(Dataset entries)
····················
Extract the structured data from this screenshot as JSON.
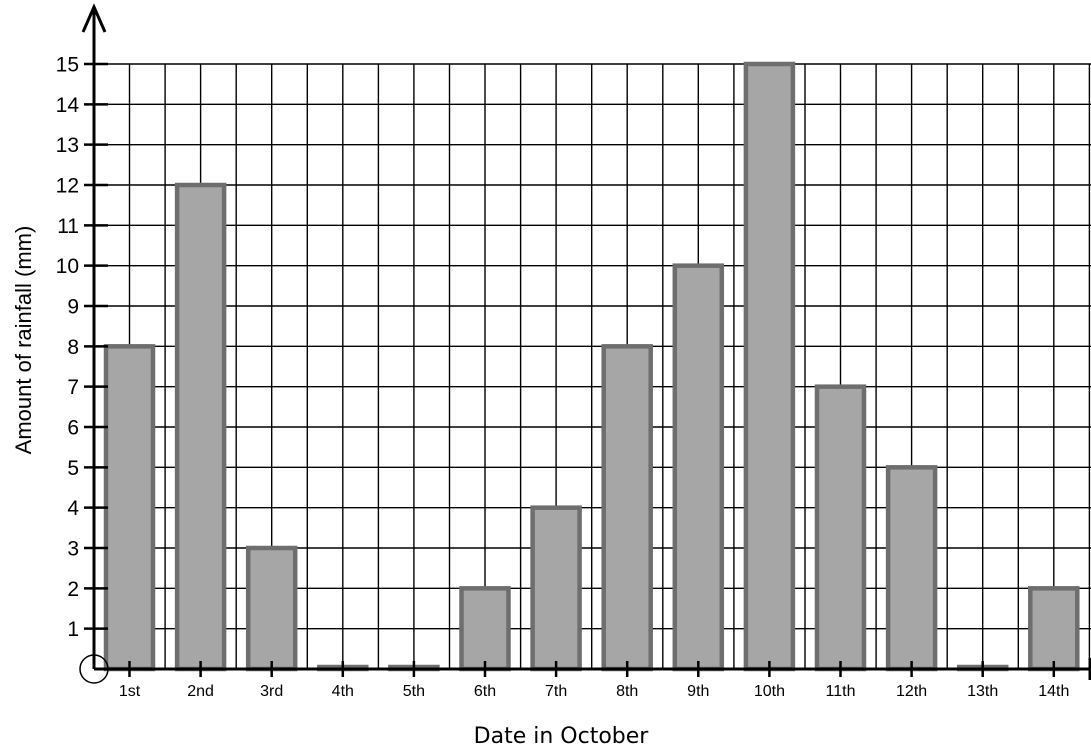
{
  "chart_data": {
    "type": "bar",
    "title": "",
    "xlabel": "Date in October",
    "ylabel": "Amount of rainfall (mm)",
    "categories": [
      "1st",
      "2nd",
      "3rd",
      "4th",
      "5th",
      "6th",
      "7th",
      "8th",
      "9th",
      "10th",
      "11th",
      "12th",
      "13th",
      "14th"
    ],
    "values": [
      8,
      12,
      3,
      0,
      0,
      2,
      4,
      8,
      10,
      15,
      7,
      5,
      0,
      2
    ],
    "ylim": [
      0,
      15
    ],
    "yticks": [
      "1",
      "2",
      "3",
      "4",
      "5",
      "6",
      "7",
      "8",
      "9",
      "10",
      "11",
      "12",
      "13",
      "14",
      "15"
    ],
    "grid": true,
    "legend": "none",
    "colors": {
      "bar_fill": "#a6a6a6",
      "bar_edge": "#6e6e6e",
      "grid": "#000000"
    }
  }
}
····················
Work to complete: Write out the entries above word for word. Do not include the pictures.

Result of this task:
Extract the structured data from this screenshot as JSON.
{
  "chart_data": {
    "type": "bar",
    "title": "",
    "xlabel": "Date in October",
    "ylabel": "Amount of rainfall (mm)",
    "categories": [
      "1st",
      "2nd",
      "3rd",
      "4th",
      "5th",
      "6th",
      "7th",
      "8th",
      "9th",
      "10th",
      "11th",
      "12th",
      "13th",
      "14th"
    ],
    "values": [
      8,
      12,
      3,
      0,
      0,
      2,
      4,
      8,
      10,
      15,
      7,
      5,
      0,
      2
    ],
    "ylim": [
      0,
      15
    ],
    "yticks": [
      "1",
      "2",
      "3",
      "4",
      "5",
      "6",
      "7",
      "8",
      "9",
      "10",
      "11",
      "12",
      "13",
      "14",
      "15"
    ],
    "grid": true,
    "legend": "none",
    "colors": {
      "bar_fill": "#a6a6a6",
      "bar_edge": "#6e6e6e",
      "grid": "#000000"
    }
  }
}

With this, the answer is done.